Look through the entries below and count the lines with the word "scale" in them; give only the number.

--

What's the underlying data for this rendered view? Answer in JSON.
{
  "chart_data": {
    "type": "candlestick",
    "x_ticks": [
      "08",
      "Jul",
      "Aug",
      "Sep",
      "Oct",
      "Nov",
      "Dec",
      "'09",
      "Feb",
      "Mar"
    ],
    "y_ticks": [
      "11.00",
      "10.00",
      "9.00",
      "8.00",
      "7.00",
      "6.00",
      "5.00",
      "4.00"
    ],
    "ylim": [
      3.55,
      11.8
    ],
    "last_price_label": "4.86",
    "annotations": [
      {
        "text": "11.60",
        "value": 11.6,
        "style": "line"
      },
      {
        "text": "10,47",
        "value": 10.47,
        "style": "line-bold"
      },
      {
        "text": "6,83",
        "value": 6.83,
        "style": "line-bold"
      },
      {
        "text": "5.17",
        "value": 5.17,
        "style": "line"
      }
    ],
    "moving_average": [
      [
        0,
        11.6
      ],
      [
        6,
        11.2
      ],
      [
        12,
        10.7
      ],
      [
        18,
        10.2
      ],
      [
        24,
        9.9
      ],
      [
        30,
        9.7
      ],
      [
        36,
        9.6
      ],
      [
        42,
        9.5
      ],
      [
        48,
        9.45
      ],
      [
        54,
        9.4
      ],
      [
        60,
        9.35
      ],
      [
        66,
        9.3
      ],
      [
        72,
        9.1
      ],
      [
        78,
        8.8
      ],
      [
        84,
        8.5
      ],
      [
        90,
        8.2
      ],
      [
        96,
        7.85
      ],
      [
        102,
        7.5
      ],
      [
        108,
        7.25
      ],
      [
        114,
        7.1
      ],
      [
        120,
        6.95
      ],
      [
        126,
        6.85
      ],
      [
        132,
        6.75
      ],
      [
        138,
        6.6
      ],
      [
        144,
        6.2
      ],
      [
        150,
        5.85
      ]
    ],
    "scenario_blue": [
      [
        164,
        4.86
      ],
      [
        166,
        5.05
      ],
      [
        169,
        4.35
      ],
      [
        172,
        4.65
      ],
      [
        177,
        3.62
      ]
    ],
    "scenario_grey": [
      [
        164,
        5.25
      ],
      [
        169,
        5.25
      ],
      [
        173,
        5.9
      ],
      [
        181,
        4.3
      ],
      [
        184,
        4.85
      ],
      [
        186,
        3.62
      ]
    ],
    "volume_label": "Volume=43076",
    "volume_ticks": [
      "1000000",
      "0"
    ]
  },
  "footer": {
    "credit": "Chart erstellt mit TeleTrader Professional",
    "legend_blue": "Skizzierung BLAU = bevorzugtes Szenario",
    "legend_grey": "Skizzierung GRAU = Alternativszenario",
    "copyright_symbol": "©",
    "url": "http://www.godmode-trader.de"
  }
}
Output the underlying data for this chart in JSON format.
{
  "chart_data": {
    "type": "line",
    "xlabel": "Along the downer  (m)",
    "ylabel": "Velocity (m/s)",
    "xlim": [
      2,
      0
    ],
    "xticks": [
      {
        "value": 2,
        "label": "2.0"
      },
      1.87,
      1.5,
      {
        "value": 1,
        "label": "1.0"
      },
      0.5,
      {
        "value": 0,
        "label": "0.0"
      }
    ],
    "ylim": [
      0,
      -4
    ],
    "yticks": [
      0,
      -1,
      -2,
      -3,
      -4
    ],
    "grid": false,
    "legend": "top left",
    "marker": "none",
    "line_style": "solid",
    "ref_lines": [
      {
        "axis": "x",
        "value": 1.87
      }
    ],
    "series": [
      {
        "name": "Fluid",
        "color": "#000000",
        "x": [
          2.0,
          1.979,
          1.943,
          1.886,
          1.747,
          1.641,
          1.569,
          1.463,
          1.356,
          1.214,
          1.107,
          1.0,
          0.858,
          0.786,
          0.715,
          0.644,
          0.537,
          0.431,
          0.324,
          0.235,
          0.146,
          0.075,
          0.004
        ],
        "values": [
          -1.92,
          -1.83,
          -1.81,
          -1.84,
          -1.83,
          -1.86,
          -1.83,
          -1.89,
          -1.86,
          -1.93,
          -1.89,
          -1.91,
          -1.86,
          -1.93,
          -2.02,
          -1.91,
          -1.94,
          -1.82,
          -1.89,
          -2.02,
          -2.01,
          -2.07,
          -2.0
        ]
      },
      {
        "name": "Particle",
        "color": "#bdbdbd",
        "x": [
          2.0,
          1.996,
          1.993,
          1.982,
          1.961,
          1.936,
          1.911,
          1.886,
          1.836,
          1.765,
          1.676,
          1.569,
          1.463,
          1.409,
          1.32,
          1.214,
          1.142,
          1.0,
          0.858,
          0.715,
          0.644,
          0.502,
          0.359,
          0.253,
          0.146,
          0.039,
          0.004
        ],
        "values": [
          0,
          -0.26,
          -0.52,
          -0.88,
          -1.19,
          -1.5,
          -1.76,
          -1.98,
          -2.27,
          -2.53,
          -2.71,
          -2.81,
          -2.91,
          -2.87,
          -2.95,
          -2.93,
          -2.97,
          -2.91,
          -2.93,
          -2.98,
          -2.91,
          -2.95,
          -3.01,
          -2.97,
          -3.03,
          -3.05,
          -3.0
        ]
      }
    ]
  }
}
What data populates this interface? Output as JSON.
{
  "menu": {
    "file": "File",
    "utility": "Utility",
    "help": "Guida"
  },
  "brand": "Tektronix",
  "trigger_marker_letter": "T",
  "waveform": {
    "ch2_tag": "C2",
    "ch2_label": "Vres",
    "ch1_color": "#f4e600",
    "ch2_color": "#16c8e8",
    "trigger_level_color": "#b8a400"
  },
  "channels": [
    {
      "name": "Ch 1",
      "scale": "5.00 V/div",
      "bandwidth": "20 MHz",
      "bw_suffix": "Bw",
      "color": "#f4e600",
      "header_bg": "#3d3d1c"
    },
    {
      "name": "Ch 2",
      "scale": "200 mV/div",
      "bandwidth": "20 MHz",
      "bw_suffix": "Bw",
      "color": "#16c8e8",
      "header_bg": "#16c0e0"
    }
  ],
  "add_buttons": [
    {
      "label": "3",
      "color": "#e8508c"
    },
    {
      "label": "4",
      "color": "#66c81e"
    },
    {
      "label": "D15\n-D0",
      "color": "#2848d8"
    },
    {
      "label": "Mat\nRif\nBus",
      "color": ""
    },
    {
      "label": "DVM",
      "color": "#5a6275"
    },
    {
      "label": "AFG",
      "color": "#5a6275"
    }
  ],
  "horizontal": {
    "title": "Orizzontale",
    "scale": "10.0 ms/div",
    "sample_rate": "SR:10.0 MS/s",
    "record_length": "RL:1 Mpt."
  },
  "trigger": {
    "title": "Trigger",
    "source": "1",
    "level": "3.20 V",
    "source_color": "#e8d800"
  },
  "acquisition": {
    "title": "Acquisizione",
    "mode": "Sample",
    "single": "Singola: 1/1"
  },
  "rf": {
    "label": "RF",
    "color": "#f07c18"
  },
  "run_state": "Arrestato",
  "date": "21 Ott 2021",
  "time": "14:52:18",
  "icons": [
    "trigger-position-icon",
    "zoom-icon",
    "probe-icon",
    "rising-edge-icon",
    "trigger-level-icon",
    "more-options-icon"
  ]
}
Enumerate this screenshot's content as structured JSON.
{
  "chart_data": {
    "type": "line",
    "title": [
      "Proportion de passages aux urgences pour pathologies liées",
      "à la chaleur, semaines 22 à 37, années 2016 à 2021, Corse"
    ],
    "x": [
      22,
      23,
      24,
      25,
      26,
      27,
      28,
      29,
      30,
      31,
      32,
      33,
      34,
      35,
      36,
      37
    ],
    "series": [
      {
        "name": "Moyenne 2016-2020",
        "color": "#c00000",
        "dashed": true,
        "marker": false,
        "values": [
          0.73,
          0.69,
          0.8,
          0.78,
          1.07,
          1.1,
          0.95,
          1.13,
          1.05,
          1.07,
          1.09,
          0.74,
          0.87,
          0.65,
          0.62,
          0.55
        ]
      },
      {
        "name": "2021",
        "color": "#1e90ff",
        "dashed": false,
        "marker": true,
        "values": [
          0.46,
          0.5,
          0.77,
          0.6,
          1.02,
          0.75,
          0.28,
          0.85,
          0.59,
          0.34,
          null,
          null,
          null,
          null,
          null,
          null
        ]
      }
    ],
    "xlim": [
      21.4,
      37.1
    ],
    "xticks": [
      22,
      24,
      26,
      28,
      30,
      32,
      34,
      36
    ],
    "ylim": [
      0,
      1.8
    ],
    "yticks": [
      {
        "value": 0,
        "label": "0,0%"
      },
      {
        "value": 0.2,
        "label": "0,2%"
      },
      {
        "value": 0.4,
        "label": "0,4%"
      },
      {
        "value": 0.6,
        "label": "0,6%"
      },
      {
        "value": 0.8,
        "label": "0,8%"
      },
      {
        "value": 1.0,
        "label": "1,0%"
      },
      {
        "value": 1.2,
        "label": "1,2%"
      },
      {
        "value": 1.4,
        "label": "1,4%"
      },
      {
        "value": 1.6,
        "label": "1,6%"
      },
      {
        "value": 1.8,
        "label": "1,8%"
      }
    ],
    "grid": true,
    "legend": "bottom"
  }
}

--

## Task answer
3